## [SET PROBLEM]
Pull each line holding "yapılan" out of the entries below.

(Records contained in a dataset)
○ ○ ○ ○ ○

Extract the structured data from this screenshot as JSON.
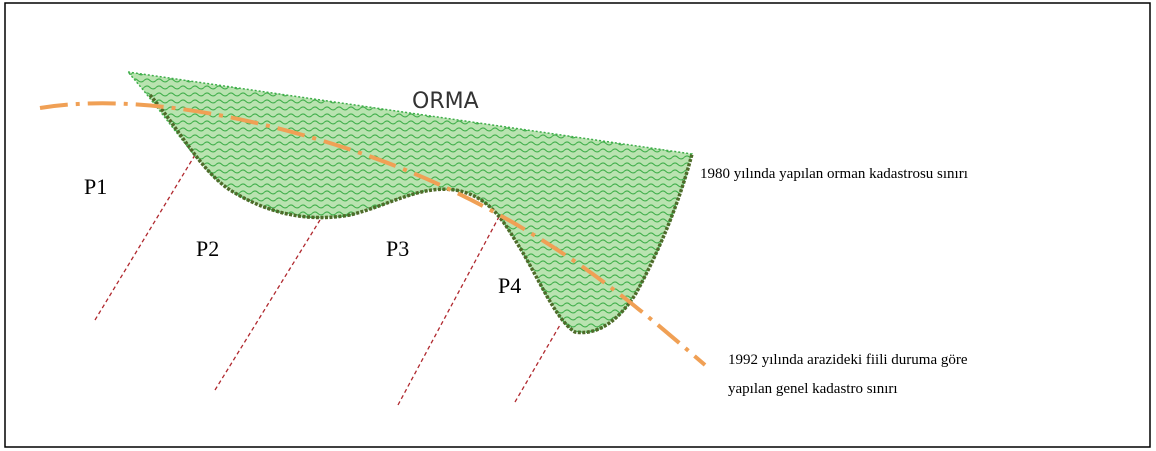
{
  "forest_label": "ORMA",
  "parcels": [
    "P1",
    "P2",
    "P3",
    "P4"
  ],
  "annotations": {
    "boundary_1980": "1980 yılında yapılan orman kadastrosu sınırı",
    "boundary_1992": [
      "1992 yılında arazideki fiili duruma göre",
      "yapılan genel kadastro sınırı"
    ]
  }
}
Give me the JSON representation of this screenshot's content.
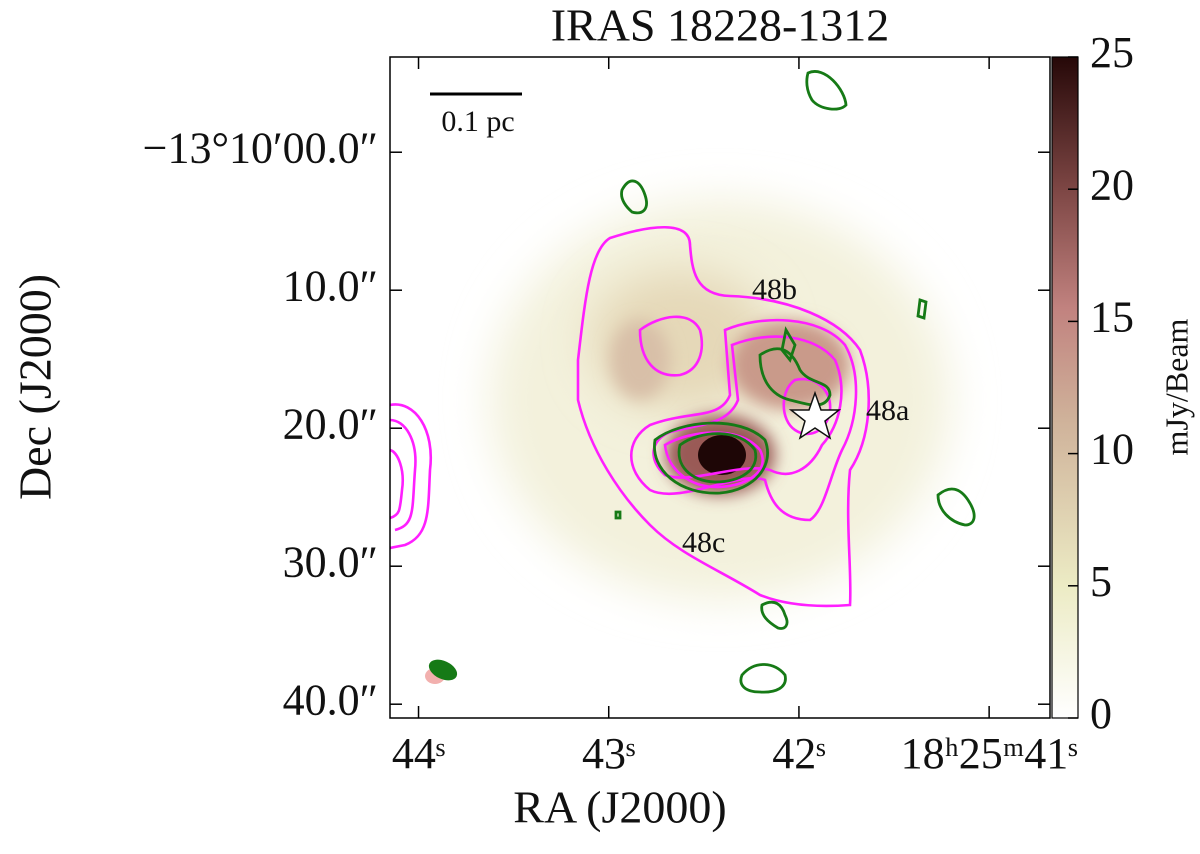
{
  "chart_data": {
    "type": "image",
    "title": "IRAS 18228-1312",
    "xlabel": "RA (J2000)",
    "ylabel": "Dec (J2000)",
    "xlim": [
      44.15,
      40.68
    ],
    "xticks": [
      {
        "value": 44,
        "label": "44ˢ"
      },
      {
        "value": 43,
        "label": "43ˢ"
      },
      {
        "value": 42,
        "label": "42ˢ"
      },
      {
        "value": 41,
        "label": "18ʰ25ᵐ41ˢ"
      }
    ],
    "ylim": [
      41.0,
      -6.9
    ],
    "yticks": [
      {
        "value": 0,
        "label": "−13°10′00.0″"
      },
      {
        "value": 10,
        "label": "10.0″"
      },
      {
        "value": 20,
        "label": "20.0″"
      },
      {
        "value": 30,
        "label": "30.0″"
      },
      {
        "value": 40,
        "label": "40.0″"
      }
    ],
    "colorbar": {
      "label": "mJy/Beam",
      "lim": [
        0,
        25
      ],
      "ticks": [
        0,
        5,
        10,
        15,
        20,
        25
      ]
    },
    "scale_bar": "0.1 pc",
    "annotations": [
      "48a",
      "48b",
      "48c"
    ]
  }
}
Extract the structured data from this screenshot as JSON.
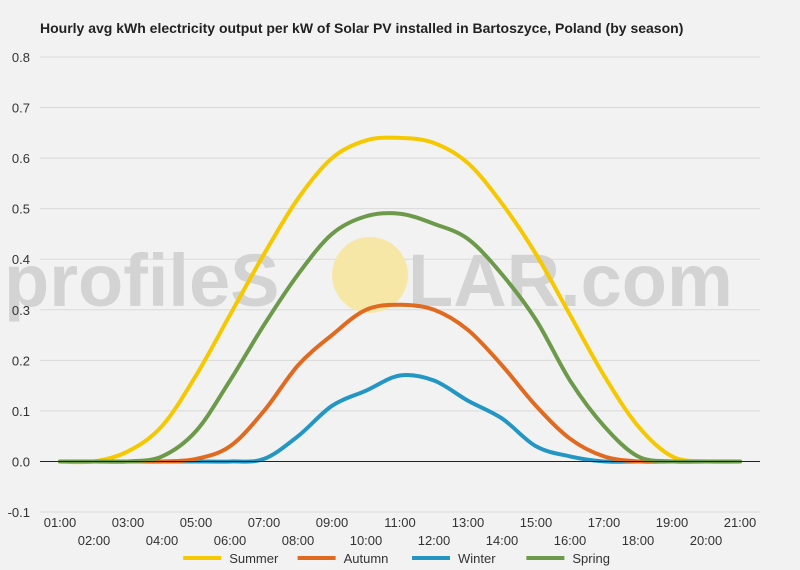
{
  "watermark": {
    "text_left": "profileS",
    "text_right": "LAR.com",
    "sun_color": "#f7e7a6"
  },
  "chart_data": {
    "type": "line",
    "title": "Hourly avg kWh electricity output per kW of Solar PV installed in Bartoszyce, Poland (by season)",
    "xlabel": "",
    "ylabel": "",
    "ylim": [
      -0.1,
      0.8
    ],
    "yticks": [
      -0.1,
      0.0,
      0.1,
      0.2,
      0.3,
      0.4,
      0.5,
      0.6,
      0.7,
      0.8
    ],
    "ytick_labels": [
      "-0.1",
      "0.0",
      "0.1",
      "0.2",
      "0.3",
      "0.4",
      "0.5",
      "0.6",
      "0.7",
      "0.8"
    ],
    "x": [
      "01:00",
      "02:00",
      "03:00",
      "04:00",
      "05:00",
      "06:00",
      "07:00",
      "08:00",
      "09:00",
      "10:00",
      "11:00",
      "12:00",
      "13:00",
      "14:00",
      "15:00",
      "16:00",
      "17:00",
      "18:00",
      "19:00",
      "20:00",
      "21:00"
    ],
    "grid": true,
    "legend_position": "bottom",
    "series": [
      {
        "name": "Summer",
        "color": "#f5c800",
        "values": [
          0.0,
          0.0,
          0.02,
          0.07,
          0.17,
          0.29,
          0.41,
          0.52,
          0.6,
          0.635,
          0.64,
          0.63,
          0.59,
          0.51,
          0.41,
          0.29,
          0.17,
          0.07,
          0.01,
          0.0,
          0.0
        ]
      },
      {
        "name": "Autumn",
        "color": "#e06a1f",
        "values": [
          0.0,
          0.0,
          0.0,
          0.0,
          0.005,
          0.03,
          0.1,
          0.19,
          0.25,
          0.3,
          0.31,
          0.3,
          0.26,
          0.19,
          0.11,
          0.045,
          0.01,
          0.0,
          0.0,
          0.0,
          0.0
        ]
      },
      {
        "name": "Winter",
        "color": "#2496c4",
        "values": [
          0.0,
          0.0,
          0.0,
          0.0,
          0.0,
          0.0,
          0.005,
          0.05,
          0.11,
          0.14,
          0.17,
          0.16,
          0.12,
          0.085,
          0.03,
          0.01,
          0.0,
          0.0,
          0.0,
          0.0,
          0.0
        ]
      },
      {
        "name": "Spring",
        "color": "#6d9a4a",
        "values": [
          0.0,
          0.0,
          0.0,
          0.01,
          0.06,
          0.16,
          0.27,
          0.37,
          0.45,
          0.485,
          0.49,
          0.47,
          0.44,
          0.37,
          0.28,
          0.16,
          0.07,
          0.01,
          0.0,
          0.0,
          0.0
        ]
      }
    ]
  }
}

○ ○ ○ ○ ○

## [RESPONSE TO THE EXERCISE]
    "boundary_1980": "1980 yılında yapılan orman kadastrosu sınırı",
      "yapılan genel kadastro sınırı"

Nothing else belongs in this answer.